**Records provided:**
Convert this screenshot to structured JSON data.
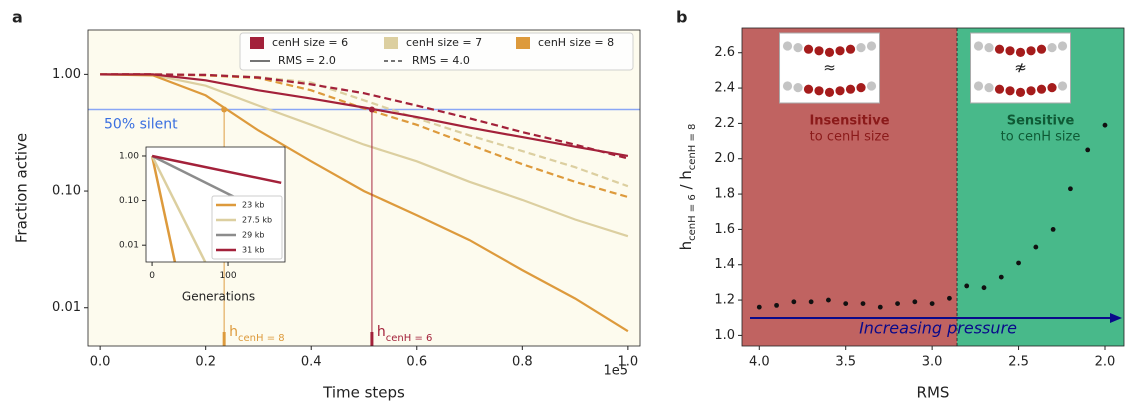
{
  "chart_data": [
    {
      "type": "line",
      "panel": "a",
      "xlabel": "Time steps",
      "ylabel": "Fraction active",
      "x_offset_label": "1e5",
      "log_y": true,
      "xlim": [
        -0.023,
        1.023
      ],
      "ylim": [
        0.0047,
        2.4
      ],
      "xticks": [
        {
          "value": 0,
          "label": "0.0"
        },
        0.2,
        0.4,
        0.6,
        0.8,
        {
          "value": 1,
          "label": "1.0"
        }
      ],
      "yticks": [
        {
          "value": 0.01,
          "label": "0.01"
        },
        {
          "value": 0.1,
          "label": "0.10"
        },
        {
          "value": 1,
          "label": "1.00"
        }
      ],
      "x": [
        0,
        0.1,
        0.2,
        0.3,
        0.4,
        0.5,
        0.6,
        0.7,
        0.8,
        0.9,
        1.0
      ],
      "legend": {
        "colors": [
          {
            "label": "cenH size = 6",
            "color": "#a3213a"
          },
          {
            "label": "cenH size = 7",
            "color": "#dccfa0"
          },
          {
            "label": "cenH size = 8",
            "color": "#dd9a3c"
          }
        ],
        "styles": [
          {
            "label": "RMS = 2.0",
            "dashed": false
          },
          {
            "label": "RMS = 4.0",
            "dashed": true
          }
        ]
      },
      "series": [
        {
          "color": "#dccfa0",
          "dashed": true,
          "values": [
            1,
            1,
            0.99,
            0.95,
            0.85,
            0.6,
            0.42,
            0.3,
            0.22,
            0.16,
            0.11
          ]
        },
        {
          "color": "#dd9a3c",
          "dashed": true,
          "values": [
            1,
            1,
            0.98,
            0.93,
            0.73,
            0.51,
            0.37,
            0.25,
            0.17,
            0.12,
            0.089
          ]
        },
        {
          "color": "#a3213a",
          "dashed": true,
          "values": [
            1,
            1,
            0.99,
            0.94,
            0.82,
            0.69,
            0.54,
            0.42,
            0.32,
            0.25,
            0.19
          ]
        },
        {
          "color": "#dccfa0",
          "dashed": false,
          "values": [
            1,
            0.99,
            0.8,
            0.54,
            0.37,
            0.25,
            0.18,
            0.12,
            0.084,
            0.057,
            0.041
          ]
        },
        {
          "color": "#dd9a3c",
          "dashed": false,
          "values": [
            1,
            0.98,
            0.66,
            0.33,
            0.18,
            0.1,
            0.062,
            0.038,
            0.021,
            0.012,
            0.0063
          ]
        },
        {
          "color": "#a3213a",
          "dashed": false,
          "values": [
            1,
            1,
            0.89,
            0.73,
            0.62,
            0.52,
            0.43,
            0.35,
            0.29,
            0.24,
            0.2
          ]
        }
      ],
      "threshold": {
        "value": 0.5,
        "label": "50% silent",
        "color": "#8aa6f5"
      },
      "annotations": [
        {
          "x": 0.235,
          "y": 0.5,
          "color": "#dd9a3c",
          "text": [
            "h",
            "cenH = 8"
          ]
        },
        {
          "x": 0.515,
          "y": 0.5,
          "color": "#a3213a",
          "text": [
            "h",
            "cenH = 6"
          ]
        }
      ]
    },
    {
      "type": "line",
      "xlabel": "Generations",
      "log_y": true,
      "xlim": [
        -8,
        175
      ],
      "ylim": [
        0.0042,
        1.59
      ],
      "xticks": [
        0,
        100
      ],
      "yticks": [
        {
          "value": 0.01,
          "label": "0.01"
        },
        {
          "value": 0.1,
          "label": "0.10"
        },
        {
          "value": 1,
          "label": "1.00"
        }
      ],
      "series": [
        {
          "name": "23 kb",
          "color": "#dd9a3c",
          "x": [
            0,
            30
          ],
          "values": [
            1,
            0.0042
          ]
        },
        {
          "name": "27.5 kb",
          "color": "#dccfa0",
          "x": [
            0,
            70
          ],
          "values": [
            1,
            0.0042
          ]
        },
        {
          "name": "29 kb",
          "color": "#8c8c8c",
          "x": [
            0,
            113
          ],
          "values": [
            1,
            0.11
          ]
        },
        {
          "name": "31 kb",
          "color": "#a3213a",
          "x": [
            0,
            170
          ],
          "values": [
            1,
            0.25
          ]
        }
      ]
    },
    {
      "type": "scatter",
      "panel": "b",
      "xlabel": "RMS",
      "ylabel": [
        "h",
        "cenH = 6",
        " / ",
        "h",
        "cenH = 8"
      ],
      "xlim": [
        4.1,
        1.89
      ],
      "ylim": [
        0.94,
        2.74
      ],
      "xticks": [
        {
          "value": 4,
          "label": "4.0"
        },
        3.5,
        {
          "value": 3,
          "label": "3.0"
        },
        2.5,
        {
          "value": 2,
          "label": "2.0"
        }
      ],
      "yticks": [
        {
          "value": 1,
          "label": "1.0"
        },
        1.2,
        1.4,
        1.6,
        1.8,
        {
          "value": 2,
          "label": "2.0"
        },
        2.2,
        2.4,
        2.6
      ],
      "x": [
        4.0,
        3.9,
        3.8,
        3.7,
        3.6,
        3.5,
        3.4,
        3.3,
        3.2,
        3.1,
        3.0,
        2.9,
        2.8,
        2.7,
        2.6,
        2.5,
        2.4,
        2.3,
        2.2,
        2.1,
        2.0
      ],
      "values": [
        1.16,
        1.17,
        1.19,
        1.19,
        1.2,
        1.18,
        1.18,
        1.16,
        1.18,
        1.19,
        1.18,
        1.21,
        1.28,
        1.27,
        1.33,
        1.41,
        1.5,
        1.6,
        1.83,
        2.05,
        2.19
      ],
      "color": "#111111",
      "boundary": 2.856,
      "regions": [
        {
          "label": "Insensitive",
          "sublabel": "to cenH size",
          "color": "#c06361",
          "text_color": "#8b1a1a",
          "icon": "≈"
        },
        {
          "label": "Sensitive",
          "sublabel": "to cenH size",
          "color": "#48b98a",
          "text_color": "#0f5a35",
          "icon": "≉"
        }
      ],
      "arrow_label": "Increasing pressure"
    }
  ]
}
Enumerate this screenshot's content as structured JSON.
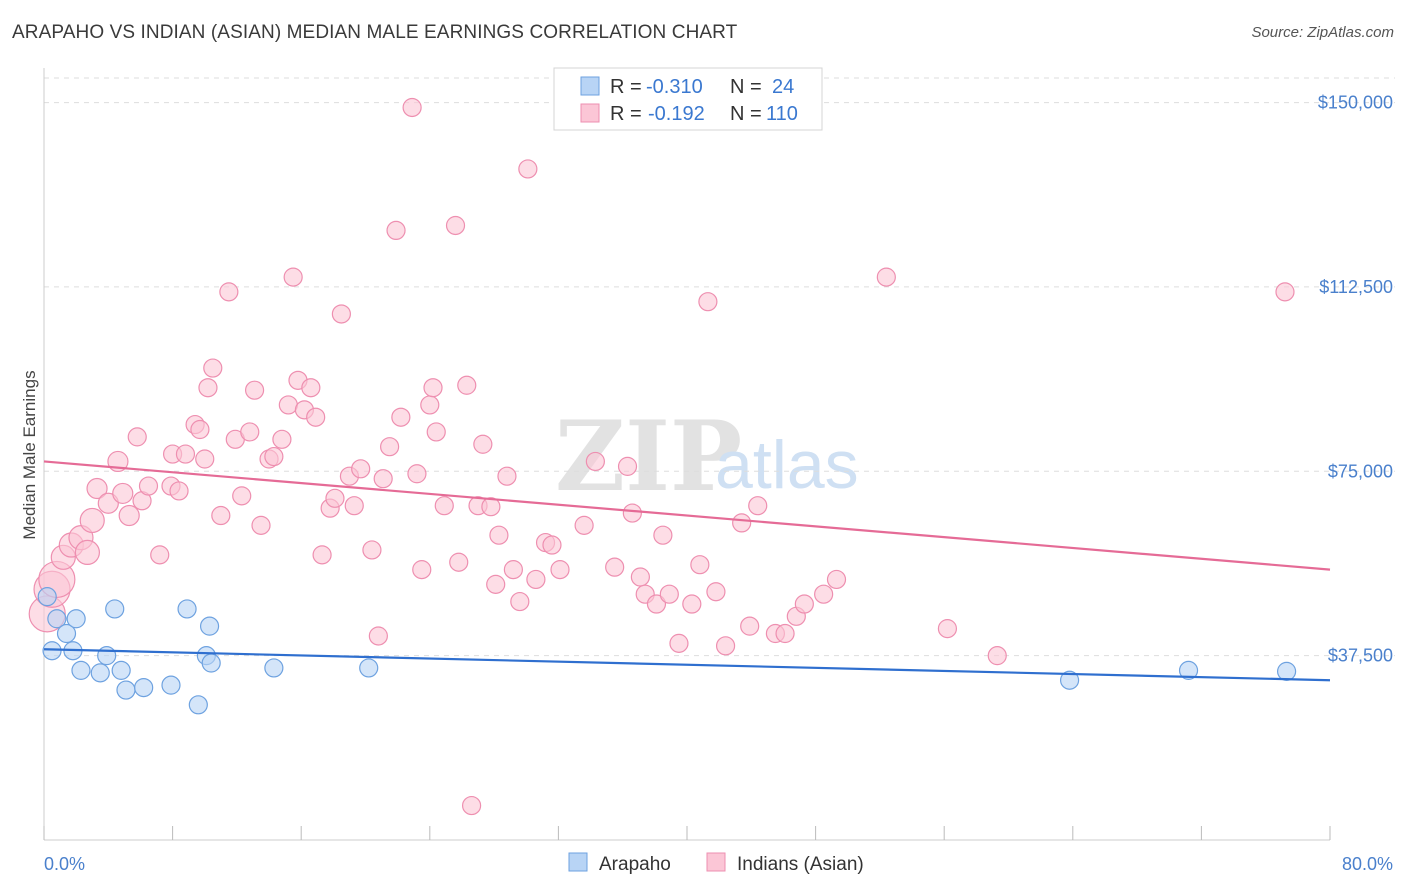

**What this task involves:**
Examine the records and report how many lines contain the string "screenshot". Only the number should be given.

**Exercise answer:**
2